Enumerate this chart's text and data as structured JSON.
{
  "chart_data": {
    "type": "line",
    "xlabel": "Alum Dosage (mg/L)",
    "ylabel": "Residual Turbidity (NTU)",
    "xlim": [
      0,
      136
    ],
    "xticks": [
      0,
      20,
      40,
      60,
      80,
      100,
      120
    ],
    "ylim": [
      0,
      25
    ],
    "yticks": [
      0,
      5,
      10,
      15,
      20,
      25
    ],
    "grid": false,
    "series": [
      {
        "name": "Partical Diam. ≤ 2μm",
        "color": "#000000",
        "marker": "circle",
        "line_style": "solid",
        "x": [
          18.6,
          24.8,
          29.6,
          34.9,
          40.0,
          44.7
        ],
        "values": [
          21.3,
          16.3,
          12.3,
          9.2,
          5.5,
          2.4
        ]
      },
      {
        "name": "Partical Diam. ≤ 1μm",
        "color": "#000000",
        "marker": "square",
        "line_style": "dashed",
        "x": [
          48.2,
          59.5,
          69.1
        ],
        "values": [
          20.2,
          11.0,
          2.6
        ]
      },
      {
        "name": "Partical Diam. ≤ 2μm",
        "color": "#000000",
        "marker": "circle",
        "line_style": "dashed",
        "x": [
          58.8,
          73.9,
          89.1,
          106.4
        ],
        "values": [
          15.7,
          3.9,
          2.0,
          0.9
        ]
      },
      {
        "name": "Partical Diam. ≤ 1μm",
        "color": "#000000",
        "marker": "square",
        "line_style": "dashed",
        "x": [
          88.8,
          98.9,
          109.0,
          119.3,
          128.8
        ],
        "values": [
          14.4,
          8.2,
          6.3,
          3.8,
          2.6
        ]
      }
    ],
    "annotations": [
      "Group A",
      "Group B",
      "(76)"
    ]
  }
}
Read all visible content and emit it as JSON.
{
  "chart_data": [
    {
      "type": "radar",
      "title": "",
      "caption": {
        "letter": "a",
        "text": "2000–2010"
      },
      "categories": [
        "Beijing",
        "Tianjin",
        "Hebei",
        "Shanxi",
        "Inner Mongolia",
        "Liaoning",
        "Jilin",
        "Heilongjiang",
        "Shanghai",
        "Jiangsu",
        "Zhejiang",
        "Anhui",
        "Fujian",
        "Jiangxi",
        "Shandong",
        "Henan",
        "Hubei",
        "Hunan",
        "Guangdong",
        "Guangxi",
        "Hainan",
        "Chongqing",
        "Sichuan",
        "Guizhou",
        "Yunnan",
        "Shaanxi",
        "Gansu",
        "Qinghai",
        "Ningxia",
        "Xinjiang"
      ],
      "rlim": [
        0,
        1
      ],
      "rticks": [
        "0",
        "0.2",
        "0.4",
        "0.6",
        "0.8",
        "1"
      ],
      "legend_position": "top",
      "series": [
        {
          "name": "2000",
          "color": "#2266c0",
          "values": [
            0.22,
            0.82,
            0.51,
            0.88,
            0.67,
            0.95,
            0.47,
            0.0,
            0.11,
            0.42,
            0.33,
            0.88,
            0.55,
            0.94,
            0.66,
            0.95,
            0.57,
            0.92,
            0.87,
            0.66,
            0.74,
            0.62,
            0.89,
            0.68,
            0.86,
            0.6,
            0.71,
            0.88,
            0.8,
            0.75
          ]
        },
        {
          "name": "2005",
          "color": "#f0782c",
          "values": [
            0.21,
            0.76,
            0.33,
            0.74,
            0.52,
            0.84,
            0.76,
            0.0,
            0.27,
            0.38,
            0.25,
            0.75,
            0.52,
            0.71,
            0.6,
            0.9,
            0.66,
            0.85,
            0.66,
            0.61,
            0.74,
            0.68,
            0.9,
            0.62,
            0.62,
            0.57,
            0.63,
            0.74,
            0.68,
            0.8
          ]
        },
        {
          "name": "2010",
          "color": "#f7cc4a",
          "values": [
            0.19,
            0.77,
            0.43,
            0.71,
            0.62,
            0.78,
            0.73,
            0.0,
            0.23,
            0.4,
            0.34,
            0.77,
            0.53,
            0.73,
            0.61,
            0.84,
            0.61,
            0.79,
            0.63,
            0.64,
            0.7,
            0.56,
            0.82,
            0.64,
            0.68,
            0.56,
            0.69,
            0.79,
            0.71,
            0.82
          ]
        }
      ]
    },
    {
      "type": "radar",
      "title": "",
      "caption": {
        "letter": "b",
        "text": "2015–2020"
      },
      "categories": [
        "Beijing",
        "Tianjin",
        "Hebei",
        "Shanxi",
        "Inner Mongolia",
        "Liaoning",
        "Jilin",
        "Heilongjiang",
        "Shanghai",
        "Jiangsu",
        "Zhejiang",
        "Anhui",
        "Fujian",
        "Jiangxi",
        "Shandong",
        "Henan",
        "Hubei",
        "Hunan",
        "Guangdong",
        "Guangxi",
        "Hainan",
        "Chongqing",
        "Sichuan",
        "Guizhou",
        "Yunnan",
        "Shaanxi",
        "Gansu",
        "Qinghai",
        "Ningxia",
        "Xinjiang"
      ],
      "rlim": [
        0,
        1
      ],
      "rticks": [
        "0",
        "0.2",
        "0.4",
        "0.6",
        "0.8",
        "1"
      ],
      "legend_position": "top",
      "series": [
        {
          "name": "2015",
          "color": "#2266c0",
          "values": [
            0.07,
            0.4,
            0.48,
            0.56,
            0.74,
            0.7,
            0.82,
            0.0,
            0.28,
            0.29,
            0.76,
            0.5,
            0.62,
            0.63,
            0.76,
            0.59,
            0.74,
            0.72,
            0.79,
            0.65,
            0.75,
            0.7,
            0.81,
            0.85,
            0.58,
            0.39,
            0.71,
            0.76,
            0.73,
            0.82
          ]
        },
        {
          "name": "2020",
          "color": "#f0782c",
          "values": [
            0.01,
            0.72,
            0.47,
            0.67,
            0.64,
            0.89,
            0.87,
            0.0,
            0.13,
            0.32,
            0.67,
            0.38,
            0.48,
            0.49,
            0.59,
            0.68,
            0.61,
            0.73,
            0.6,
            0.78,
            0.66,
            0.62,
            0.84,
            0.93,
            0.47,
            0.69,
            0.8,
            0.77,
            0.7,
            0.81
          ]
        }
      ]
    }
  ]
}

Aim: Write an exact transcription of every entry above.

Exercise result:
Enumerate this chart's text and data as structured JSON.
{
  "chart_data": {
    "type": "line",
    "xlabel": "Alum Dosage (mg/L)",
    "ylabel": "Residual Turbidity (NTU)",
    "xlim": [
      0,
      136
    ],
    "xticks": [
      0,
      20,
      40,
      60,
      80,
      100,
      120
    ],
    "ylim": [
      0,
      25
    ],
    "yticks": [
      0,
      5,
      10,
      15,
      20,
      25
    ],
    "grid": false,
    "series": [
      {
        "name": "Partical Diam. ≤ 2μm",
        "color": "#000000",
        "marker": "circle",
        "line_style": "solid",
        "x": [
          18.6,
          24.8,
          29.6,
          34.9,
          40.0,
          44.7
        ],
        "values": [
          21.3,
          16.3,
          12.3,
          9.2,
          5.5,
          2.4
        ]
      },
      {
        "name": "Partical Diam. ≤ 1μm",
        "color": "#000000",
        "marker": "square",
        "line_style": "dashed",
        "x": [
          48.2,
          59.5,
          69.1
        ],
        "values": [
          20.2,
          11.0,
          2.6
        ]
      },
      {
        "name": "Partical Diam. ≤ 2μm",
        "color": "#000000",
        "marker": "circle",
        "line_style": "dashed",
        "x": [
          58.8,
          73.9,
          89.1,
          106.4
        ],
        "values": [
          15.7,
          3.9,
          2.0,
          0.9
        ]
      },
      {
        "name": "Partical Diam. ≤ 1μm",
        "color": "#000000",
        "marker": "square",
        "line_style": "dashed",
        "x": [
          88.8,
          98.9,
          109.0,
          119.3,
          128.8
        ],
        "values": [
          14.4,
          8.2,
          6.3,
          3.8,
          2.6
        ]
      }
    ],
    "annotations": [
      "Group A",
      "Group B",
      "(76)"
    ]
  }
}
Read all visible content and emit it as JSON.
{
  "chart_data": [
    {
      "type": "radar",
      "title": "",
      "caption": {
        "letter": "a",
        "text": "2000–2010"
      },
      "categories": [
        "Beijing",
        "Tianjin",
        "Hebei",
        "Shanxi",
        "Inner Mongolia",
        "Liaoning",
        "Jilin",
        "Heilongjiang",
        "Shanghai",
        "Jiangsu",
        "Zhejiang",
        "Anhui",
        "Fujian",
        "Jiangxi",
        "Shandong",
        "Henan",
        "Hubei",
        "Hunan",
        "Guangdong",
        "Guangxi",
        "Hainan",
        "Chongqing",
        "Sichuan",
        "Guizhou",
        "Yunnan",
        "Shaanxi",
        "Gansu",
        "Qinghai",
        "Ningxia",
        "Xinjiang"
      ],
      "rlim": [
        0,
        1
      ],
      "rticks": [
        "0",
        "0.2",
        "0.4",
        "0.6",
        "0.8",
        "1"
      ],
      "legend_position": "top",
      "series": [
        {
          "name": "2000",
          "color": "#2266c0",
          "values": [
            0.22,
            0.82,
            0.51,
            0.88,
            0.67,
            0.95,
            0.47,
            0.0,
            0.11,
            0.42,
            0.33,
            0.88,
            0.55,
            0.94,
            0.66,
            0.95,
            0.57,
            0.92,
            0.87,
            0.66,
            0.74,
            0.62,
            0.89,
            0.68,
            0.86,
            0.6,
            0.71,
            0.88,
            0.8,
            0.75
          ]
        },
        {
          "name": "2005",
          "color": "#f0782c",
          "values": [
            0.21,
            0.76,
            0.33,
            0.74,
            0.52,
            0.84,
            0.76,
            0.0,
            0.27,
            0.38,
            0.25,
            0.75,
            0.52,
            0.71,
            0.6,
            0.9,
            0.66,
            0.85,
            0.66,
            0.61,
            0.74,
            0.68,
            0.9,
            0.62,
            0.62,
            0.57,
            0.63,
            0.74,
            0.68,
            0.8
          ]
        },
        {
          "name": "2010",
          "color": "#f7cc4a",
          "values": [
            0.19,
            0.77,
            0.43,
            0.71,
            0.62,
            0.78,
            0.73,
            0.0,
            0.23,
            0.4,
            0.34,
            0.77,
            0.53,
            0.73,
            0.61,
            0.84,
            0.61,
            0.79,
            0.63,
            0.64,
            0.7,
            0.56,
            0.82,
            0.64,
            0.68,
            0.56,
            0.69,
            0.79,
            0.71,
            0.82
          ]
        }
      ]
    },
    {
      "type": "radar",
      "title": "",
      "caption": {
        "letter": "b",
        "text": "2015–2020"
      },
      "categories": [
        "Beijing",
        "Tianjin",
        "Hebei",
        "Shanxi",
        "Inner Mongolia",
        "Liaoning",
        "Jilin",
        "Heilongjiang",
        "Shanghai",
        "Jiangsu",
        "Zhejiang",
        "Anhui",
        "Fujian",
        "Jiangxi",
        "Shandong",
        "Henan",
        "Hubei",
        "Hunan",
        "Guangdong",
        "Guangxi",
        "Hainan",
        "Chongqing",
        "Sichuan",
        "Guizhou",
        "Yunnan",
        "Shaanxi",
        "Gansu",
        "Qinghai",
        "Ningxia",
        "Xinjiang"
      ],
      "rlim": [
        0,
        1
      ],
      "rticks": [
        "0",
        "0.2",
        "0.4",
        "0.6",
        "0.8",
        "1"
      ],
      "legend_position": "top",
      "series": [
        {
          "name": "2015",
          "color": "#2266c0",
          "values": [
            0.07,
            0.4,
            0.48,
            0.56,
            0.74,
            0.7,
            0.82,
            0.0,
            0.28,
            0.29,
            0.76,
            0.5,
            0.62,
            0.63,
            0.76,
            0.59,
            0.74,
            0.72,
            0.79,
            0.65,
            0.75,
            0.7,
            0.81,
            0.85,
            0.58,
            0.39,
            0.71,
            0.76,
            0.73,
            0.82
          ]
        },
        {
          "name": "2020",
          "color": "#f0782c",
          "values": [
            0.01,
            0.72,
            0.47,
            0.67,
            0.64,
            0.89,
            0.87,
            0.0,
            0.13,
            0.32,
            0.67,
            0.38,
            0.48,
            0.49,
            0.59,
            0.68,
            0.61,
            0.73,
            0.6,
            0.78,
            0.66,
            0.62,
            0.84,
            0.93,
            0.47,
            0.69,
            0.8,
            0.77,
            0.7,
            0.81
          ]
        }
      ]
    }
  ]
}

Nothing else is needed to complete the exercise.